** START OF EXERCISE INPUTS **
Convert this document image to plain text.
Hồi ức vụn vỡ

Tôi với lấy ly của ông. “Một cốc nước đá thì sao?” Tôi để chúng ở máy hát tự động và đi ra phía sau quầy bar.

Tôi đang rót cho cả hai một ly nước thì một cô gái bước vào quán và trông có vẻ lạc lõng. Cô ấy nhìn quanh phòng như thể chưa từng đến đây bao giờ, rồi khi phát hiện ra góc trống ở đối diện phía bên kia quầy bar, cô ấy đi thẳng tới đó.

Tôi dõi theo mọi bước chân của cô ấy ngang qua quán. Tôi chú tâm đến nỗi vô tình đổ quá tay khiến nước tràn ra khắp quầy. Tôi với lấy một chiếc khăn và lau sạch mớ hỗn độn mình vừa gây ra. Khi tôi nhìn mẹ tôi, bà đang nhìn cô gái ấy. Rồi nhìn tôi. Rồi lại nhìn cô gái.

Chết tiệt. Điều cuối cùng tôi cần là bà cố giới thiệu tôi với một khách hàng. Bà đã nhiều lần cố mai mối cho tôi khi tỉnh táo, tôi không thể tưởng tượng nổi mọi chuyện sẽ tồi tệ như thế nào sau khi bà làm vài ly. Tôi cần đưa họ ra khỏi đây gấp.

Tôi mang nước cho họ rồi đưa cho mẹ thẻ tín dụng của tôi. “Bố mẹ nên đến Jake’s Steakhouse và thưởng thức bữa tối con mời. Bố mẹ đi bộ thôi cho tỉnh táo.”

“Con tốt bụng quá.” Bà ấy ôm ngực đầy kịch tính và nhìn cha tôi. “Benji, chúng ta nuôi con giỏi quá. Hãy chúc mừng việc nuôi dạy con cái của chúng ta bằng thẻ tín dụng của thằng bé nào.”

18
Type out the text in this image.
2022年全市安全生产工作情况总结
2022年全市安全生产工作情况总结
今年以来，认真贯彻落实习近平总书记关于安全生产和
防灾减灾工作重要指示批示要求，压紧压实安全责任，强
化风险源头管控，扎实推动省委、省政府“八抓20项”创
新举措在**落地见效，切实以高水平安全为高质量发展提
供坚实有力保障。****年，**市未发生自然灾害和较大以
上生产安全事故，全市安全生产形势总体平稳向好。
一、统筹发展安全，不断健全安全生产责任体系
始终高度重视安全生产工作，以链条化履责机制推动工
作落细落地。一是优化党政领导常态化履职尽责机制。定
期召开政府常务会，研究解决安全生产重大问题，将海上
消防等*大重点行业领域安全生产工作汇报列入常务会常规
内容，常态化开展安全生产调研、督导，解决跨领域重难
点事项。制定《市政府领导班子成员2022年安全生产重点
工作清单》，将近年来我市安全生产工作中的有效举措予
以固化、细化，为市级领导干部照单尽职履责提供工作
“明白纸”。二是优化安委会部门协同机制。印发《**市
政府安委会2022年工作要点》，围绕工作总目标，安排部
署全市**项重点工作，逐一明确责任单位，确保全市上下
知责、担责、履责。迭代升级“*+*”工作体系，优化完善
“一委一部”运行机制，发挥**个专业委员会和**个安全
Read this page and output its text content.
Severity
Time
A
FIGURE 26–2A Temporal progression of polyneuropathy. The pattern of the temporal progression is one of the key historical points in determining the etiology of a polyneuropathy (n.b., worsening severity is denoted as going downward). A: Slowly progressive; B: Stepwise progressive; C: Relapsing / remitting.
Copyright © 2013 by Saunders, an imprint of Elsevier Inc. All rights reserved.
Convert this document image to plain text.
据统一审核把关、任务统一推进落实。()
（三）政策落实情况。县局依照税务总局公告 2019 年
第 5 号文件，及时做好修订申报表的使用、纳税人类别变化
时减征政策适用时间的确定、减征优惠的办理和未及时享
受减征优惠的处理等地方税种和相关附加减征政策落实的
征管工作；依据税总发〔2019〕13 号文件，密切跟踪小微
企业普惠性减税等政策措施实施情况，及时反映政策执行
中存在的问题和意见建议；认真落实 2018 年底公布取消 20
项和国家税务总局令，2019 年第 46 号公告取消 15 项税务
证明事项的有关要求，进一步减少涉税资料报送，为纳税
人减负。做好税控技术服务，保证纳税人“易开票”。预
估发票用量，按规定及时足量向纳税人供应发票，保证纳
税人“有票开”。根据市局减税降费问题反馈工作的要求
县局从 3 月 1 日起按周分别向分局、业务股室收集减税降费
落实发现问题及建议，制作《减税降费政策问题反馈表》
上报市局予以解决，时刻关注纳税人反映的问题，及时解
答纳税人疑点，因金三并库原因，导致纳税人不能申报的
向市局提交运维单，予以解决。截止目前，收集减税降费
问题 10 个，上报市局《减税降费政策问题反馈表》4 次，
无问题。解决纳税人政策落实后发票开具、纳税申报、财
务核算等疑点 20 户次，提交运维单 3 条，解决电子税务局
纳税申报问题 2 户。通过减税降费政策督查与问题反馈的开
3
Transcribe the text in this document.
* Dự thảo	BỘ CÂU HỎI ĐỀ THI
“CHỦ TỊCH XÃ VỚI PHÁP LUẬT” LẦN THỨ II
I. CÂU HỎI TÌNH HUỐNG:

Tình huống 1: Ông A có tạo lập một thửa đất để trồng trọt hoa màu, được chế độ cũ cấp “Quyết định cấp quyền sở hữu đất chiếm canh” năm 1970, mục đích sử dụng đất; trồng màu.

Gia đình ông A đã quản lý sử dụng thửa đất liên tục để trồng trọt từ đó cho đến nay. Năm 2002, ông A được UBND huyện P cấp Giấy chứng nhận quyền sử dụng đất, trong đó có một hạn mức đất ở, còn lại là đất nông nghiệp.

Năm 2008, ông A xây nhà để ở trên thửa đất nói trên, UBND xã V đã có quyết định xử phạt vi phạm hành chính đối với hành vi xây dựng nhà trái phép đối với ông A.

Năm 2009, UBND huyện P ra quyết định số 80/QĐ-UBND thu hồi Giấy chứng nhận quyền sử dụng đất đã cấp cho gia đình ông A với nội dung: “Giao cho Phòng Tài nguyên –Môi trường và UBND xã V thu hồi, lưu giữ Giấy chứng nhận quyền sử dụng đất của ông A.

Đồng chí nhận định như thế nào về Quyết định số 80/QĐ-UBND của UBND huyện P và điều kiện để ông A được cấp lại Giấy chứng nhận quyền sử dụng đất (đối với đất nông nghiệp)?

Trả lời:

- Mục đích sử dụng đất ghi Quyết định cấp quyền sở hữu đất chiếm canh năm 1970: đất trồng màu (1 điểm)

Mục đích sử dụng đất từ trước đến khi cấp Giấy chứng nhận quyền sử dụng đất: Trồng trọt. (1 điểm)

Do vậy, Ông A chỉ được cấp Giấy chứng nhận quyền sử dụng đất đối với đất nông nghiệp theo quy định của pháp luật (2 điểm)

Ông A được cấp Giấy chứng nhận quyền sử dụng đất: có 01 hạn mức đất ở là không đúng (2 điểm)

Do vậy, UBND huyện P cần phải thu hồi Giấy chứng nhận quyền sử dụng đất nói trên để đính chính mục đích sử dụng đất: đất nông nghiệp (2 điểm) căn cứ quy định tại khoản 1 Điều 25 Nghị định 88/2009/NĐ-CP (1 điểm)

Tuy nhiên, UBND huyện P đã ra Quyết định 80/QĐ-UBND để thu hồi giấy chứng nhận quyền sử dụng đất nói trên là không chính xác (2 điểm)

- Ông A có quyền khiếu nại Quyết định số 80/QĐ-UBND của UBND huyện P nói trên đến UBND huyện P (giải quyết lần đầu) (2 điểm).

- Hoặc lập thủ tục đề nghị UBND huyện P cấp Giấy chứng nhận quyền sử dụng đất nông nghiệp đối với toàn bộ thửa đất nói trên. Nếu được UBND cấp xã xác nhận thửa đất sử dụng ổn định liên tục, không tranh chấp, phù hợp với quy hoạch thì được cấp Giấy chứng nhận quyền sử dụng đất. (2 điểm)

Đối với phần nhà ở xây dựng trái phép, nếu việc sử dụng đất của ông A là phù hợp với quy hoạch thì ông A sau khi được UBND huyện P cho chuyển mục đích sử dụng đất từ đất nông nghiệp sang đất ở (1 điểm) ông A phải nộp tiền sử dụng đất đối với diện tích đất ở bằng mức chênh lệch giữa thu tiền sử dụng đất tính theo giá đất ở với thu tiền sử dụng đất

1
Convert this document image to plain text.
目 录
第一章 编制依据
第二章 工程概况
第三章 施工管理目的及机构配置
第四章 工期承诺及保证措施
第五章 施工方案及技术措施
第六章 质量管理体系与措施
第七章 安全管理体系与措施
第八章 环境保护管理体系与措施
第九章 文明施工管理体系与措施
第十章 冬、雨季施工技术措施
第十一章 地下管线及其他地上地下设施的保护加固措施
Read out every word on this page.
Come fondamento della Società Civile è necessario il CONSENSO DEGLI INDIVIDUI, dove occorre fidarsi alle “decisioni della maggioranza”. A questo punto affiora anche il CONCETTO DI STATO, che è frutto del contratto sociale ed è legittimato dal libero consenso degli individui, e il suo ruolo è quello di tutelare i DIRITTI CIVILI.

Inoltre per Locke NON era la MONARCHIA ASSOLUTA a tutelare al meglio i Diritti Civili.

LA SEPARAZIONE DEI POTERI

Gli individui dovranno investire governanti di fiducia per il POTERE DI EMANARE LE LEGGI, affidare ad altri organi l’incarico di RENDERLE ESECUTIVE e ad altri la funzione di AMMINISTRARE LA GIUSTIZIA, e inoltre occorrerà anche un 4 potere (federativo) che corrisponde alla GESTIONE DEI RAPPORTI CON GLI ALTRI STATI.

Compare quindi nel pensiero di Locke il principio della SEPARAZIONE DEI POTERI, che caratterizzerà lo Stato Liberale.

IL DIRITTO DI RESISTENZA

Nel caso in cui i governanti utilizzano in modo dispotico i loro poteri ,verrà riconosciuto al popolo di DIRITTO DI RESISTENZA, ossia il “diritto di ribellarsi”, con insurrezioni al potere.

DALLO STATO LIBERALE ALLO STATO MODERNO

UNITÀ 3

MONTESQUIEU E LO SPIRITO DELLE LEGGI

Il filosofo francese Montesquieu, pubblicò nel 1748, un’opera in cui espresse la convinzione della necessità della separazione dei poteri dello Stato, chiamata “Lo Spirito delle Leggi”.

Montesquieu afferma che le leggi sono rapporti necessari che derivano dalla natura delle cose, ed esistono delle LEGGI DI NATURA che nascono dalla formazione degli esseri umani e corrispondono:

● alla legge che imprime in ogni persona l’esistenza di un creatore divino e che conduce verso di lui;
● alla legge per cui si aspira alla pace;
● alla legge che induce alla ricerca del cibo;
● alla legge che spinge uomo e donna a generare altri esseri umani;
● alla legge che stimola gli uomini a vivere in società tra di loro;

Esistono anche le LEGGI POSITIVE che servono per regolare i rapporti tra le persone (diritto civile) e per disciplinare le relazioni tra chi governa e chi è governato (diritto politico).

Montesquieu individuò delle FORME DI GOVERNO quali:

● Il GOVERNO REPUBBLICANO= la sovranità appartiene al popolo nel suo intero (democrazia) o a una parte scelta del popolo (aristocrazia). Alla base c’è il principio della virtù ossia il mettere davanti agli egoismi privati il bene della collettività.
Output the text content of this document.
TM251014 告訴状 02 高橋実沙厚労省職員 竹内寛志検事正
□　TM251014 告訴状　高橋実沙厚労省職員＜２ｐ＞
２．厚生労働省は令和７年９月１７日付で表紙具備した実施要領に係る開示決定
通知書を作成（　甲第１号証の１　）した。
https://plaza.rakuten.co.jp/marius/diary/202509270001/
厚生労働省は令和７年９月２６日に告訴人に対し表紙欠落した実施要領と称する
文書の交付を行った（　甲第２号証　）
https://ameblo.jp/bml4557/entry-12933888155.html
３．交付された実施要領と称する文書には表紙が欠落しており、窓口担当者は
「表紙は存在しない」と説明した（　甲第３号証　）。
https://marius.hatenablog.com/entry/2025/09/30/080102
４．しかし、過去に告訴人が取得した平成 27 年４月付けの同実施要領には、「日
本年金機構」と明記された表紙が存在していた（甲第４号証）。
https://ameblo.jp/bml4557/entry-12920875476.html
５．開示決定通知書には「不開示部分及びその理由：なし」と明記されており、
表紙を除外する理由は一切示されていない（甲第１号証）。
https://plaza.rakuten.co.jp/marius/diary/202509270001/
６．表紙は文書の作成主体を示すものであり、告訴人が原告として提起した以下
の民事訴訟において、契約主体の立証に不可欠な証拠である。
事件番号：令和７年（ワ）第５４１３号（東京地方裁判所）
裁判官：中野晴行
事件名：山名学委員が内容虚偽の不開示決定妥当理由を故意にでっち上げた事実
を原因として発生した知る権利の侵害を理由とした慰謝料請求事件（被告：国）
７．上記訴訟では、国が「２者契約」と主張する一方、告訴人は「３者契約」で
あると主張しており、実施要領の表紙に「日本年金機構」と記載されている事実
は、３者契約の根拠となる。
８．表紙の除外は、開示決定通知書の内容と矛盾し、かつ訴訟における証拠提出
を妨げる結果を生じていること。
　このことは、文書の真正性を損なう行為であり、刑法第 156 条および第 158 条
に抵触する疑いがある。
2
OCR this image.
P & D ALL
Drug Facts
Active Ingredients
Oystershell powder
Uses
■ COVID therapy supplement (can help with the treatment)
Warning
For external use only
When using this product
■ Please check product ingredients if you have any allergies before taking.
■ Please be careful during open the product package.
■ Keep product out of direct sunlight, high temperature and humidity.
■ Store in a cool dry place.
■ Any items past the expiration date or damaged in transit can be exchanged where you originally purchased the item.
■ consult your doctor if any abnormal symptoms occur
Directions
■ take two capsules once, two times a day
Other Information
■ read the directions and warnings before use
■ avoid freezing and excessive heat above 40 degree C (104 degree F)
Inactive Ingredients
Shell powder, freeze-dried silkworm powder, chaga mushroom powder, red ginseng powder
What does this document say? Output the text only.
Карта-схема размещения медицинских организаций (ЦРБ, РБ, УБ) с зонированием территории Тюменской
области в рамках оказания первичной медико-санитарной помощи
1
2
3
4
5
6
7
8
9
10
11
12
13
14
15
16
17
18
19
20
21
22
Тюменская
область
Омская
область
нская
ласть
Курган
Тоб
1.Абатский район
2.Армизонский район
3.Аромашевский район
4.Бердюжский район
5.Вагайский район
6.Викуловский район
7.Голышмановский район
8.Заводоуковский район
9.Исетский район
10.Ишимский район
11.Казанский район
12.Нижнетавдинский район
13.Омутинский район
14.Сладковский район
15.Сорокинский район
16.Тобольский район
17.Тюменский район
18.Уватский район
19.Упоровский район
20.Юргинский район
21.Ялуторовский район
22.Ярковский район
** END OF EXERCISE INPUTS **
WHAT YOU SHOULD DO: Look over the records above and copy each line that includes the string "product".

OUTPUT FOR THIS TASK:
When using this product
■ Please check product ingredients if you have any allergies before taking.
■ Please be careful during open the product package.
■ Keep product out of direct sunlight, high temperature and humidity.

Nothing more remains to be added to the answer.